-- Start of DATA PROVIDED --

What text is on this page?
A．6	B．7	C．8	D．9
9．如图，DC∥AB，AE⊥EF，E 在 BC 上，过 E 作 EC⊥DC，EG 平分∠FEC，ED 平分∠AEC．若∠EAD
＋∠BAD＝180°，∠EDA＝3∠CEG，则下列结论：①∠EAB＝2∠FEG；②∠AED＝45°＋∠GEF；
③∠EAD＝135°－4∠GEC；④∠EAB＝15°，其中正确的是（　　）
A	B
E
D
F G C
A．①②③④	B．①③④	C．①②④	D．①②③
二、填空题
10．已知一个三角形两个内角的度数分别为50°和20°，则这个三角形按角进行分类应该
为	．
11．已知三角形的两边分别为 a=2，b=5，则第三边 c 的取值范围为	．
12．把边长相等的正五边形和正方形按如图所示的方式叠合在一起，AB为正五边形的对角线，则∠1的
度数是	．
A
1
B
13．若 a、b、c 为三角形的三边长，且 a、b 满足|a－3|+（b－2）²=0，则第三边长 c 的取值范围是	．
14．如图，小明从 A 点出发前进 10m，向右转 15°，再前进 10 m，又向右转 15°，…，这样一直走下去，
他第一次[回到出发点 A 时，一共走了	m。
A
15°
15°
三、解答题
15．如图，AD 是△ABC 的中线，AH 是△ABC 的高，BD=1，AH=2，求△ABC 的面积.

-- End of DATA PROVIDED --

- [INSTRUCTIONS FOR THE TASK] Your task is to repeat every line exactly.

- [COMPLETE RESPONSE]
What text is on this page?
A．6	B．7	C．8	D．9
9．如图，DC∥AB，AE⊥EF，E 在 BC 上，过 E 作 EC⊥DC，EG 平分∠FEC，ED 平分∠AEC．若∠EAD
＋∠BAD＝180°，∠EDA＝3∠CEG，则下列结论：①∠EAB＝2∠FEG；②∠AED＝45°＋∠GEF；
③∠EAD＝135°－4∠GEC；④∠EAB＝15°，其中正确的是（　　）
A	B
E
D
F G C
A．①②③④	B．①③④	C．①②④	D．①②③
二、填空题
10．已知一个三角形两个内角的度数分别为50°和20°，则这个三角形按角进行分类应该
为	．
11．已知三角形的两边分别为 a=2，b=5，则第三边 c 的取值范围为	．
12．把边长相等的正五边形和正方形按如图所示的方式叠合在一起，AB为正五边形的对角线，则∠1的
度数是	．
A
1
B
13．若 a、b、c 为三角形的三边长，且 a、b 满足|a－3|+（b－2）²=0，则第三边长 c 的取值范围是	．
14．如图，小明从 A 点出发前进 10m，向右转 15°，再前进 10 m，又向右转 15°，…，这样一直走下去，
他第一次[回到出发点 A 时，一共走了	m。
A
15°
15°
三、解答题
15．如图，AD 是△ABC 的中线，AH 是△ABC 的高，BD=1，AH=2，求△ABC 的面积.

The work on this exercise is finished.